Text extract:

___

XCircuit is a Unix/X11 and Windows program for drawing publication-quality electrical circuit schematic diagrams and related figures and the production of circuit netlists through schematic capture. XCircuit regards circuits as inherently hierarchical and writes both PostScript output and hierarchical SPICE netlists. Circuit components are saved in and retrieved from libraries which are fully editable. XCircuit does not separate artistic expression from circuit drawing; it maintains flexibility in style without compromising the power of schematic capture.

History
XCircuit was written and is maintained by Tim Edwards, currently with Efabless Corp., formerly with the Johns Hopkins University Applied Physics Laboratory in Laurel, Maryland. XCircuit was initially written in the summer of 1993 as a drawing program to render circuit diagrams for an undergraduate electrical engineering course in the Johns Hopkins University Whiting School of Engineering Part-time programs. Since then it has expanded to encompass schematic capture and is used by people all over the world for both presentations and as an EDA (Electronic Design Automation) tool.

___

(Spatial layout data)
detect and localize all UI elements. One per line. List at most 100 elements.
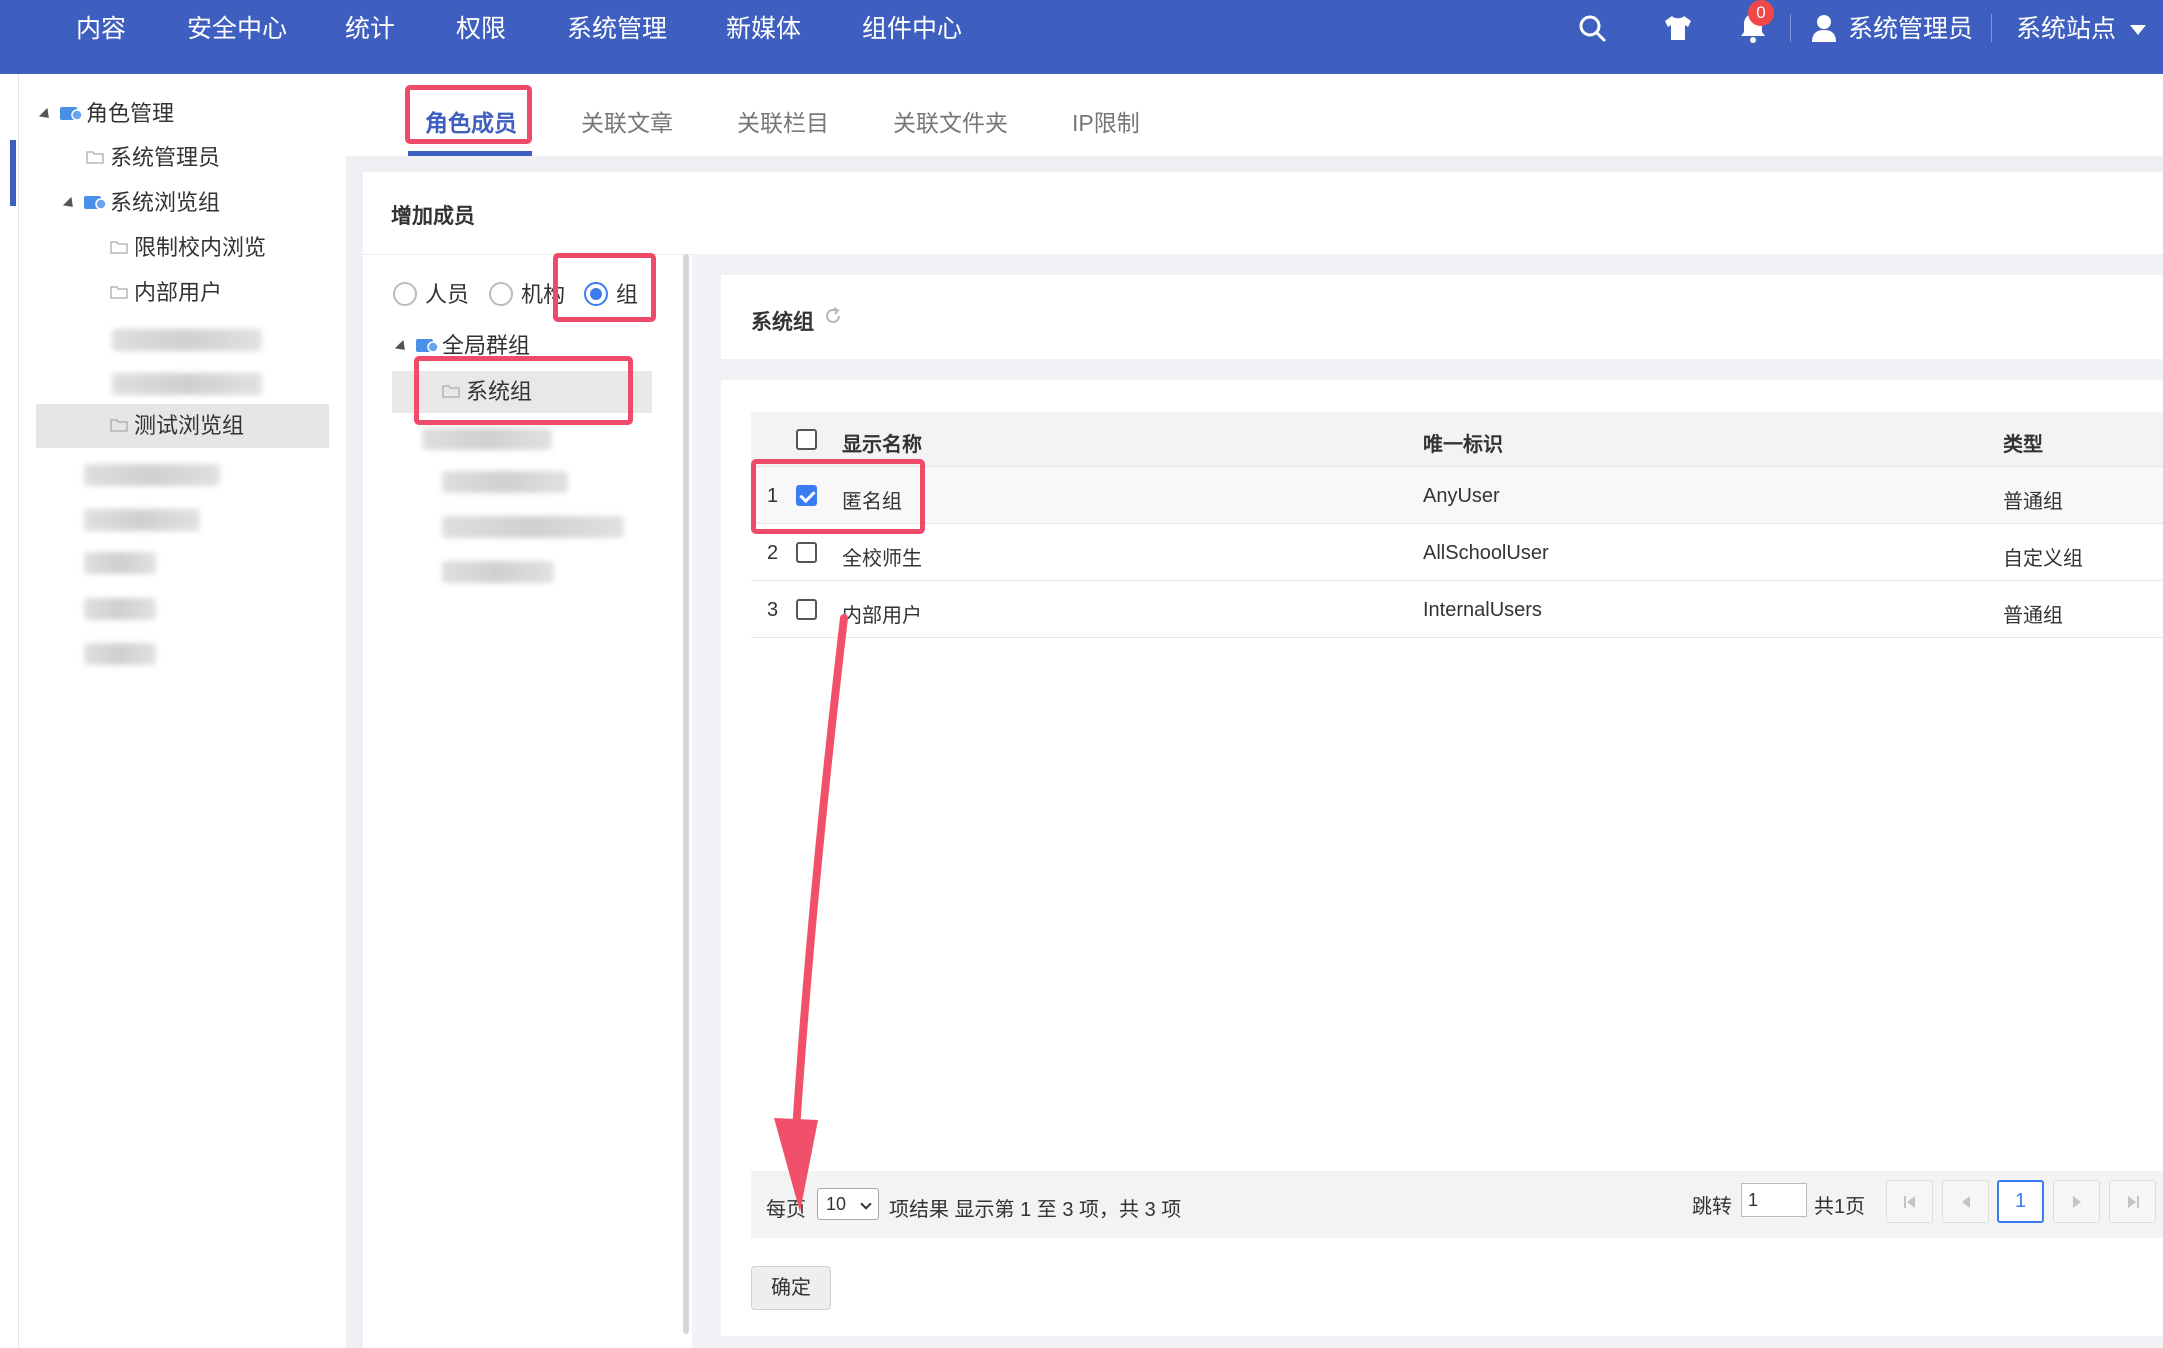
blurred-tree-node [442, 516, 624, 538]
nav-item-statistics[interactable]: 统计 [345, 0, 395, 74]
blurred-tree-node [84, 598, 156, 620]
sidebar-divider [18, 74, 19, 1348]
group-header-card [721, 275, 2163, 359]
selector-scrollbar[interactable] [683, 254, 689, 1334]
blurred-tree-node [84, 509, 200, 531]
row-type: 普通组 [2003, 491, 2063, 513]
nav-item-content[interactable]: 内容 [76, 0, 126, 74]
total-pages: 共1页 [1814, 1196, 1866, 1218]
group-folder-icon [60, 107, 82, 121]
group-folder-icon [416, 339, 438, 353]
nav-item-component-center[interactable]: 组件中心 [862, 0, 962, 74]
next-page-button[interactable] [2053, 1180, 2100, 1223]
tree-node-label: 内部用户 [134, 280, 223, 305]
site-selector-label: 系统站点 [2016, 15, 2117, 43]
expand-triangle-icon[interactable] [38, 108, 54, 123]
row-checkbox[interactable] [796, 485, 817, 506]
tree-node-restrict-campus[interactable]: 限制校内浏览 [110, 226, 266, 270]
tree-node-label: 系统管理员 [110, 145, 221, 170]
notification-count-badge: 0 [1748, 0, 1774, 26]
row-display-name: 全校师生 [842, 548, 922, 570]
page-size-select[interactable]: 10 [817, 1188, 879, 1220]
tab-related-articles[interactable]: 关联文章 [581, 104, 673, 138]
select-all-checkbox[interactable] [796, 429, 817, 450]
blurred-tree-node [84, 643, 156, 665]
blurred-tree-node [422, 428, 552, 450]
tree-node-global-groups[interactable]: 全局群组 [394, 324, 530, 368]
prev-page-button[interactable] [1942, 1180, 1989, 1223]
tree-node-label: 系统组 [466, 379, 533, 404]
site-selector[interactable]: 系统站点 [2016, 0, 2147, 74]
radio-button[interactable] [584, 282, 608, 307]
nav-separator [1991, 14, 1992, 42]
blurred-tree-node [112, 329, 262, 351]
tree-node-role-management[interactable]: 角色管理 [38, 92, 174, 136]
row-type: 普通组 [2003, 605, 2063, 627]
blurred-tree-node [84, 552, 156, 574]
row-index: 1 [767, 485, 779, 507]
radio-label: 组 [616, 282, 639, 307]
row-display-name: 内部用户 [842, 605, 922, 627]
prev-page-icon [1961, 1195, 1970, 1208]
tab-related-folders[interactable]: 关联文件夹 [893, 104, 1008, 138]
last-page-button[interactable] [2109, 1180, 2156, 1223]
page-size-value: 10 [826, 1194, 847, 1214]
radio-group[interactable]: 组 [584, 278, 638, 314]
shirt-icon[interactable] [1660, 10, 1696, 46]
row-checkbox[interactable] [796, 542, 817, 563]
expand-triangle-icon[interactable] [394, 340, 410, 355]
nav-item-permissions[interactable]: 权限 [456, 0, 506, 74]
folder-icon [110, 419, 128, 432]
row-index: 2 [767, 542, 779, 564]
folder-icon [442, 385, 460, 398]
confirm-button[interactable]: 确定 [751, 1266, 831, 1310]
column-header-name[interactable]: 显示名称 [842, 428, 922, 457]
blurred-tree-node [442, 561, 554, 583]
jump-page-input[interactable]: 1 [1741, 1183, 1807, 1217]
nav-item-security-center[interactable]: 安全中心 [187, 0, 287, 74]
first-page-icon [1903, 1195, 1915, 1208]
page-number-button[interactable]: 1 [1997, 1180, 2044, 1223]
column-header-type[interactable]: 类型 [2003, 428, 2043, 457]
radio-button[interactable] [489, 282, 513, 307]
panel-title: 增加成员 [391, 205, 475, 228]
last-page-icon [2127, 1195, 2139, 1208]
tab-ip-restriction[interactable]: IP限制 [1072, 104, 1140, 138]
column-header-id[interactable]: 唯一标识 [1423, 428, 1503, 457]
folder-icon [110, 241, 128, 254]
tree-node-test-browse-group[interactable]: 测试浏览组 [110, 404, 244, 448]
row-index: 3 [767, 599, 779, 621]
refresh-icon[interactable] [823, 306, 843, 332]
tree-node-label: 限制校内浏览 [134, 235, 267, 260]
radio-button[interactable] [393, 282, 417, 307]
sidebar-active-indicator [10, 140, 16, 206]
tab-role-members[interactable]: 角色成员 [425, 104, 517, 138]
group-folder-icon [84, 196, 106, 210]
tree-node-system-admin[interactable]: 系统管理员 [86, 136, 220, 180]
row-unique-id: InternalUsers [1423, 599, 1542, 621]
caret-down-icon [2130, 25, 2147, 36]
row-unique-id: AnyUser [1423, 485, 1500, 507]
tree-node-system-group[interactable]: 系统组 [442, 370, 532, 414]
tree-node-label: 测试浏览组 [134, 413, 245, 438]
top-navigation-bar: 内容 安全中心 统计 权限 系统管理 新媒体 组件中心 0 系统管理员 系统站点 [0, 0, 2163, 74]
user-icon[interactable] [1806, 10, 1842, 46]
nav-item-new-media[interactable]: 新媒体 [726, 0, 801, 74]
next-page-icon [2072, 1195, 2081, 1208]
tree-node-internal-users[interactable]: 内部用户 [110, 271, 222, 315]
radio-label: 机构 [521, 282, 566, 307]
row-checkbox[interactable] [796, 599, 817, 620]
first-page-button[interactable] [1886, 1180, 1933, 1223]
active-tab-indicator [408, 151, 532, 156]
result-summary: 项结果 显示第 1 至 3 项，共 3 项 [889, 1199, 1182, 1221]
row-display-name: 匿名组 [842, 491, 902, 513]
search-icon[interactable] [1574, 10, 1610, 46]
tree-node-system-browse-group[interactable]: 系统浏览组 [62, 181, 220, 225]
user-name-menu[interactable]: 系统管理员 [1848, 0, 1973, 74]
tab-related-columns[interactable]: 关联栏目 [737, 104, 829, 138]
expand-triangle-icon[interactable] [62, 197, 78, 212]
radio-person[interactable]: 人员 [393, 278, 469, 314]
nav-item-system-management[interactable]: 系统管理 [567, 0, 667, 74]
blurred-tree-node [442, 471, 568, 493]
radio-organization[interactable]: 机构 [489, 278, 565, 314]
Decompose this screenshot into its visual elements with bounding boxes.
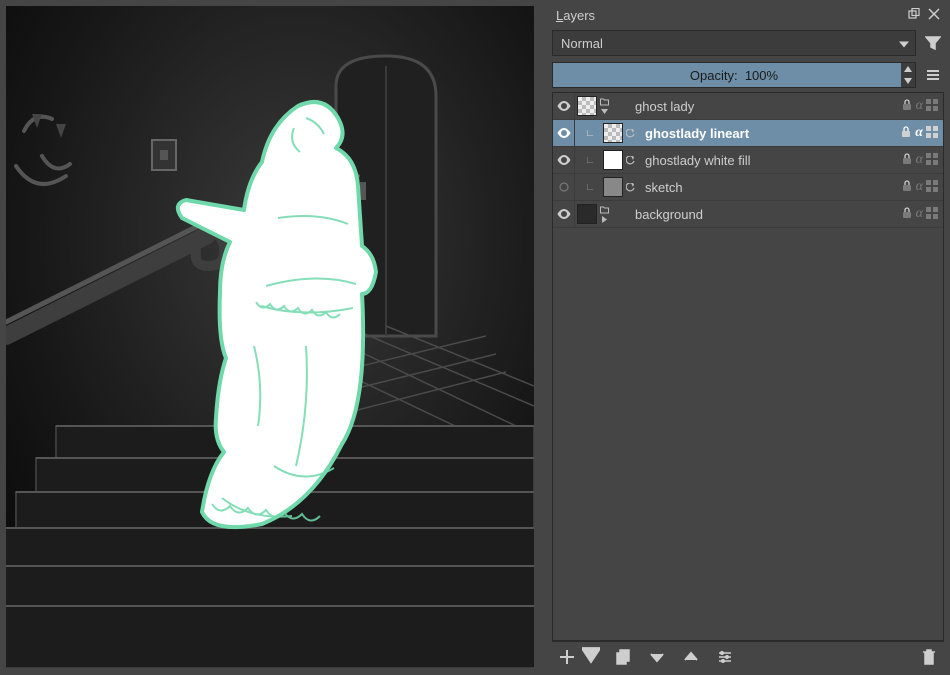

___

Exercise tasks:
[1] Copy everything in the XCircuit text from "XCircuit is a" down to "of schematic capture.", swapping "libraries" for "repositories".
[2] According to the XCircuit text, when was XCircuit first written?
The rows have nothing to do with this work.

Expected outputs:
[1]
XCircuit is a Unix/X11 and Windows program for drawing publication-quality electrical circuit schematic diagrams and related figures and the production of circuit netlists through schematic capture. XCircuit regards circuits as inherently hierarchical and writes both PostScript output and hierarchical SPICE netlists. Circuit components are saved in and retrieved from repositories which are fully editable. XCircuit does not separate artistic expression from circuit drawing; it maintains flexibility in style without compromising the power of schematic capture.

[2] In the summer of 1993.